The request:
Scan each line of the records for the word "content" and extract the ones that have it.

------ Stored records ------

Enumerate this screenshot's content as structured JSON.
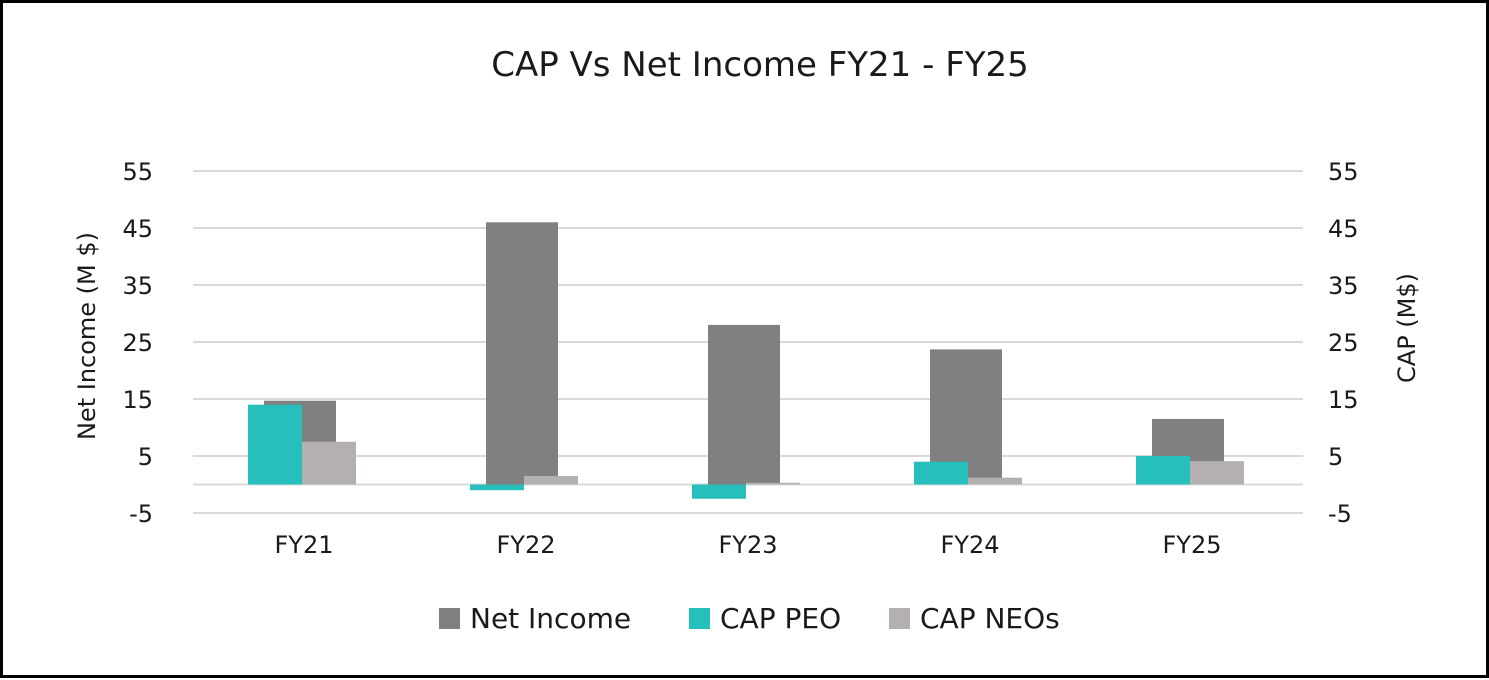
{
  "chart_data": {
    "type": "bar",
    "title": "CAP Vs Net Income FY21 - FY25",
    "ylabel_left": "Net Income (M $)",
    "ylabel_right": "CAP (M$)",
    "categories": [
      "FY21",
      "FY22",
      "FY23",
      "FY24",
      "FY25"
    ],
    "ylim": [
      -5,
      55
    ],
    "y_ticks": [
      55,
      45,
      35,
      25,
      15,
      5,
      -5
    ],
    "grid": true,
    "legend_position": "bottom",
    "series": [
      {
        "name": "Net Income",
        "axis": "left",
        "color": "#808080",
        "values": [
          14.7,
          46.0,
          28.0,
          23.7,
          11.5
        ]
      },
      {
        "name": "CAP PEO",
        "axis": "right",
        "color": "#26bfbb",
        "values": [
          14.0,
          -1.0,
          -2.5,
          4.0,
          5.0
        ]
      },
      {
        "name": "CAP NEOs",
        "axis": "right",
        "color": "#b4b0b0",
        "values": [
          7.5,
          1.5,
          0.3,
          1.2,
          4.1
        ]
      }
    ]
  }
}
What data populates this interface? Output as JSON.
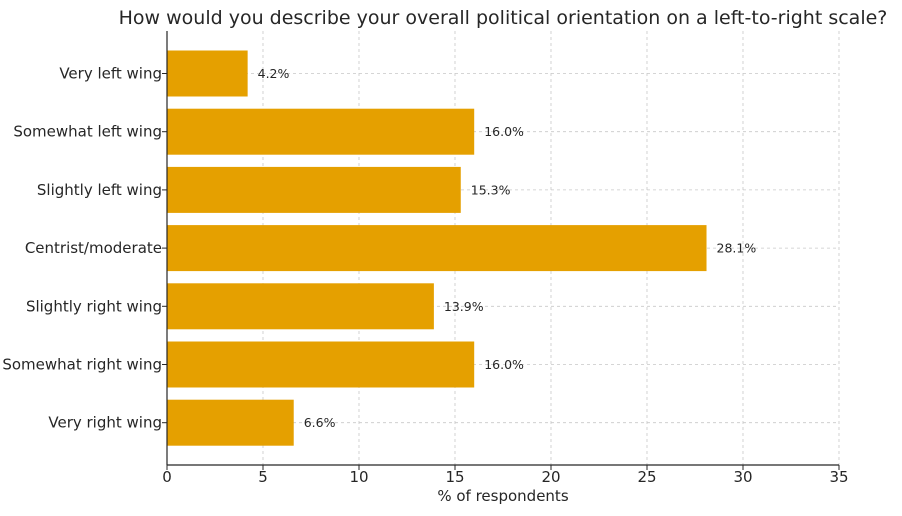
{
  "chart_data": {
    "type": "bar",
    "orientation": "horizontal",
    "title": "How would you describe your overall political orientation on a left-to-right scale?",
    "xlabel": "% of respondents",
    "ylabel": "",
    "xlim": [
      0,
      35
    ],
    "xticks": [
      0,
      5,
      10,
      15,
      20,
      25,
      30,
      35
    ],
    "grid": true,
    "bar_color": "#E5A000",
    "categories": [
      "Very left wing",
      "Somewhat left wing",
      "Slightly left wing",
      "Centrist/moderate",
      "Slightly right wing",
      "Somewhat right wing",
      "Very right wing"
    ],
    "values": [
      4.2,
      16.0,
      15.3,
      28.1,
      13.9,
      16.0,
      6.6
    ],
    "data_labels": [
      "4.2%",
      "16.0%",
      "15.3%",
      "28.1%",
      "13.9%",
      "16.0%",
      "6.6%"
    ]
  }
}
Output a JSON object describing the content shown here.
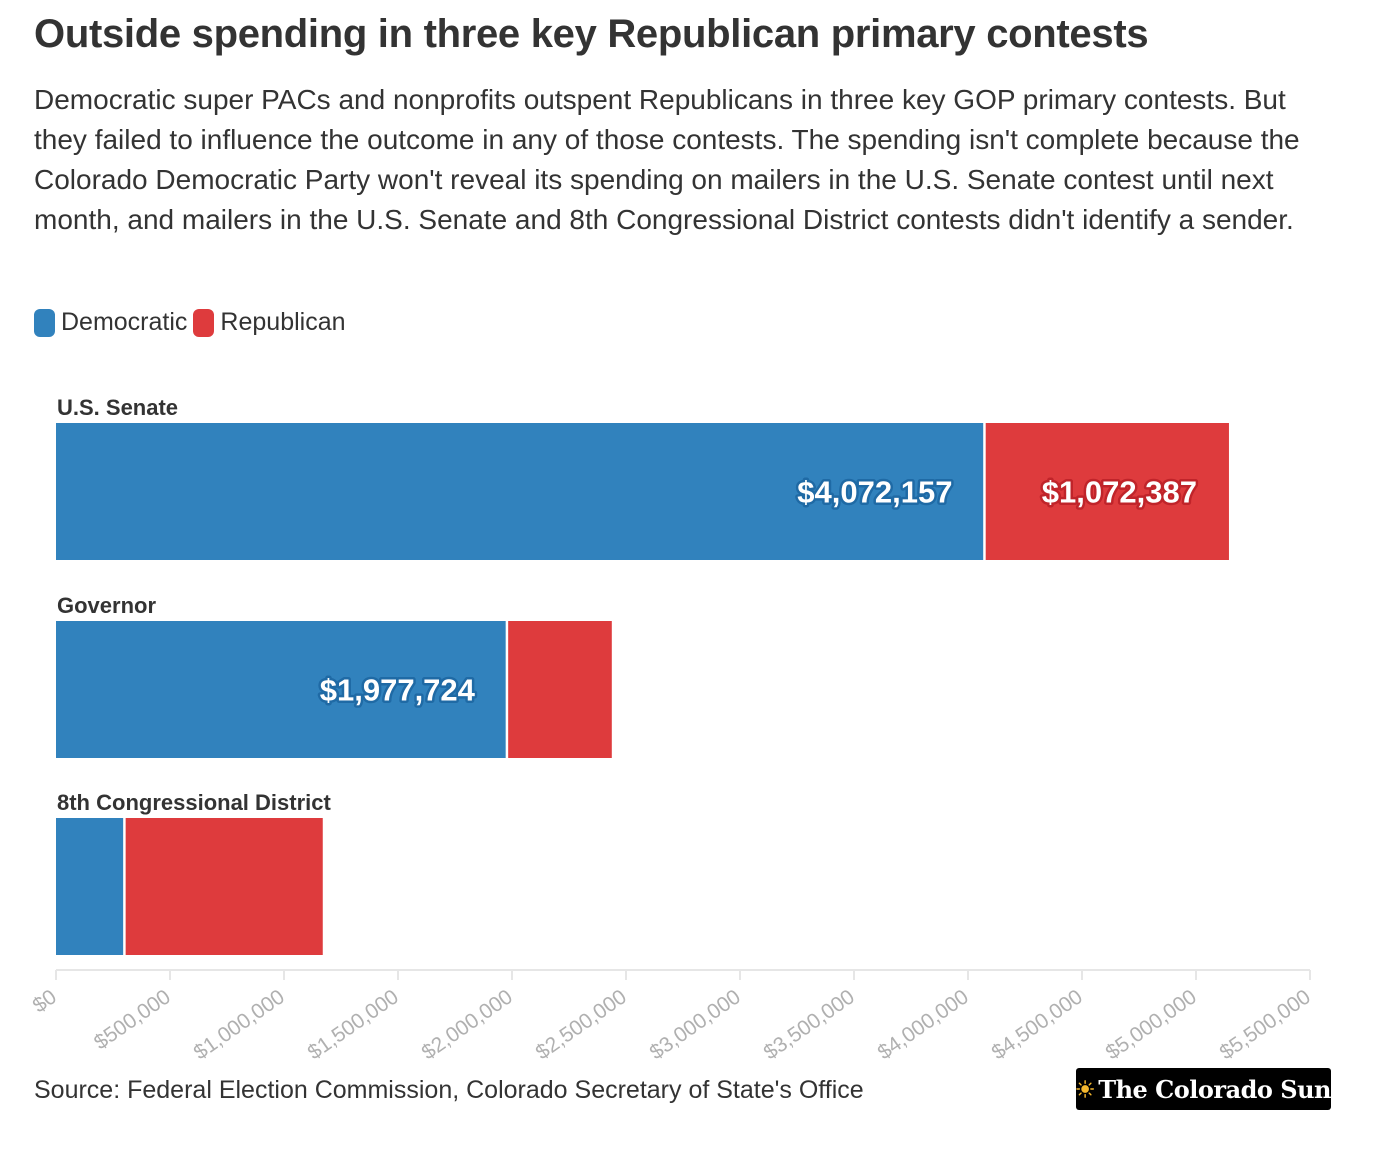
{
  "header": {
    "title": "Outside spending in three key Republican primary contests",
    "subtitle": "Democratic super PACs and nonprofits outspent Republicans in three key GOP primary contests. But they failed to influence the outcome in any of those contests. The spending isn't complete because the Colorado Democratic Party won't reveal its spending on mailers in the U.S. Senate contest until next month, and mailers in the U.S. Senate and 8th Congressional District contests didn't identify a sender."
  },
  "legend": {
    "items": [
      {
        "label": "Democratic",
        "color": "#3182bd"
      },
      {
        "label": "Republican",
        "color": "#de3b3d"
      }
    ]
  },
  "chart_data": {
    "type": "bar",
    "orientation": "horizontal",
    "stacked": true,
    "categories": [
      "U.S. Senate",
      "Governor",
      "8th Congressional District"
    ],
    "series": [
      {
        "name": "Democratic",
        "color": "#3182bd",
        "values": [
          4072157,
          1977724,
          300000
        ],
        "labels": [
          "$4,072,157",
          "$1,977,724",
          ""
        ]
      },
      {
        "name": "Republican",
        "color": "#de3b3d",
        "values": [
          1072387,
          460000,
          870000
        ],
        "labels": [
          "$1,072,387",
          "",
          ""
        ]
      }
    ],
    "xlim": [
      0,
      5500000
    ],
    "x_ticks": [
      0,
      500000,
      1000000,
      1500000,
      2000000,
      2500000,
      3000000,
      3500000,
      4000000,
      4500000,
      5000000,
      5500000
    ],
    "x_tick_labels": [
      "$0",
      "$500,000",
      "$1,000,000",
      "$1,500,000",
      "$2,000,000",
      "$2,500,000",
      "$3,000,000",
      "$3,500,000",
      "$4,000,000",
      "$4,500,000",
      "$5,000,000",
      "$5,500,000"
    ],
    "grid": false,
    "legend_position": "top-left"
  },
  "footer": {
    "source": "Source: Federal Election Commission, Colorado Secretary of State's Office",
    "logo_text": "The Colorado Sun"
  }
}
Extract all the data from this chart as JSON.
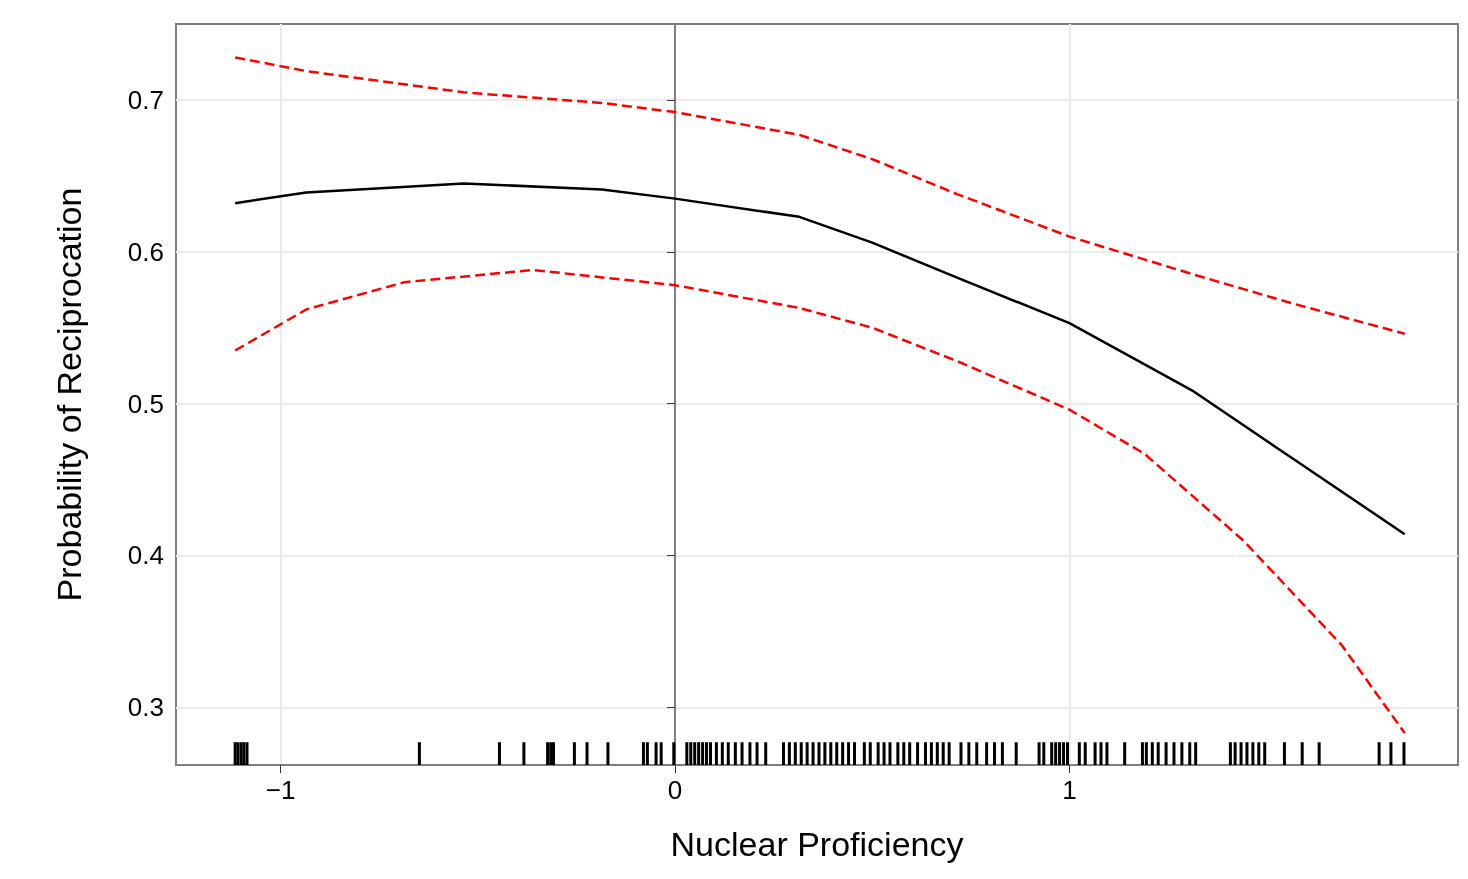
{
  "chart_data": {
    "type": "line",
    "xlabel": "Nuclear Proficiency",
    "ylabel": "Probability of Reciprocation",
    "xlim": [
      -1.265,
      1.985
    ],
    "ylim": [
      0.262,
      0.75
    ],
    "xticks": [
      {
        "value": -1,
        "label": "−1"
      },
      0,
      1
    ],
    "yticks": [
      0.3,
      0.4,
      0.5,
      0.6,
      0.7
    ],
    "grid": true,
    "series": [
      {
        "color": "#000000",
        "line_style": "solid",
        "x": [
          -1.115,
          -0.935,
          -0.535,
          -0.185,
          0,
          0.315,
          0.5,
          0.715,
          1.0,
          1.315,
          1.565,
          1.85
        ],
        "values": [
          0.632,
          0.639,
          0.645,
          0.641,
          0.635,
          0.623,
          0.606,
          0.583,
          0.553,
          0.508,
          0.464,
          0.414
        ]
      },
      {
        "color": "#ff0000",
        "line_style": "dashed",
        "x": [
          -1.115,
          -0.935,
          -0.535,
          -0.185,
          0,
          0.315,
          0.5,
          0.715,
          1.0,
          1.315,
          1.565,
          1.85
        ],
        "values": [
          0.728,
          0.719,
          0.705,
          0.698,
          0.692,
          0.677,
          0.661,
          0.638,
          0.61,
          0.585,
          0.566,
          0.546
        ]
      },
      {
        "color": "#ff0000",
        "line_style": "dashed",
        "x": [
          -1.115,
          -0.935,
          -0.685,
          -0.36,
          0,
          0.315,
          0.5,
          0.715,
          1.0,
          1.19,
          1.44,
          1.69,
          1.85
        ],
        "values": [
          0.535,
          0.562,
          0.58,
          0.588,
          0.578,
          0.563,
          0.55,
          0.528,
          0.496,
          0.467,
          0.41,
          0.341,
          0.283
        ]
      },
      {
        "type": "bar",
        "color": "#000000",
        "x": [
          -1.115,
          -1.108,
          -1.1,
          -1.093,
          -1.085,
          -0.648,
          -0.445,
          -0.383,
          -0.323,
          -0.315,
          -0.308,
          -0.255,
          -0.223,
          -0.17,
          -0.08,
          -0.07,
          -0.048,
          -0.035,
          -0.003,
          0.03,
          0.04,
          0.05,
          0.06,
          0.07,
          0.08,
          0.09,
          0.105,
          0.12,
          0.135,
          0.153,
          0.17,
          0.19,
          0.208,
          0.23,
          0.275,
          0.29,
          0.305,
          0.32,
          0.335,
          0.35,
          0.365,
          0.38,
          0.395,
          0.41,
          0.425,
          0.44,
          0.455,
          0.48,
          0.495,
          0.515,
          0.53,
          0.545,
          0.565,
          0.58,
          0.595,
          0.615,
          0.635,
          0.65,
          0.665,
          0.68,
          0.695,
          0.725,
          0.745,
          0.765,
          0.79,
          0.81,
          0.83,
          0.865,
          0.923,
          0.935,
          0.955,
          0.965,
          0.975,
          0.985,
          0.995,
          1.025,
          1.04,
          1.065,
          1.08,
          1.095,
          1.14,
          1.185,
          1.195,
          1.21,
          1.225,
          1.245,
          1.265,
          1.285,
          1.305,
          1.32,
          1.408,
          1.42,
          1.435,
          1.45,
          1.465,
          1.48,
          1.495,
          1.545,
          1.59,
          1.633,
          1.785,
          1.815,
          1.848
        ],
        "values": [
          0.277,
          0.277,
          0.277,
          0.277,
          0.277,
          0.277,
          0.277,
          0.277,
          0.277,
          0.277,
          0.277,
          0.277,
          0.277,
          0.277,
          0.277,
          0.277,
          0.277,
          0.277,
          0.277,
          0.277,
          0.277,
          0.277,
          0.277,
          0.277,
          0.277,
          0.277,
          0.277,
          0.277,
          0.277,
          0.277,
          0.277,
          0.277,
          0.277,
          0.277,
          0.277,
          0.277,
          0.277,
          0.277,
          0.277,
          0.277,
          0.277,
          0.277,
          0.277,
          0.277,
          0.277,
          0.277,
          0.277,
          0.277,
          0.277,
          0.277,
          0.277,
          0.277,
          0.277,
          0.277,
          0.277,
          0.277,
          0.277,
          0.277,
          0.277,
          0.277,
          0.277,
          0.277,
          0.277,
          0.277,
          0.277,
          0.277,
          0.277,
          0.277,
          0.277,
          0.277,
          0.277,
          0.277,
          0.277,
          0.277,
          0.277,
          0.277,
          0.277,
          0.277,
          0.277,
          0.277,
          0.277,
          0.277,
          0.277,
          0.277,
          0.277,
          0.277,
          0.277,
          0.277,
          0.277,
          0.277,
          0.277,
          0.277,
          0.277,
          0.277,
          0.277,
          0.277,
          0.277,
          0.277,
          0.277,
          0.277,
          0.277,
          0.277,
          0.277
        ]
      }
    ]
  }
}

------

Written response:
Enumerate this screenshot's content as structured JSON.
Output a JSON object describing the content shown here.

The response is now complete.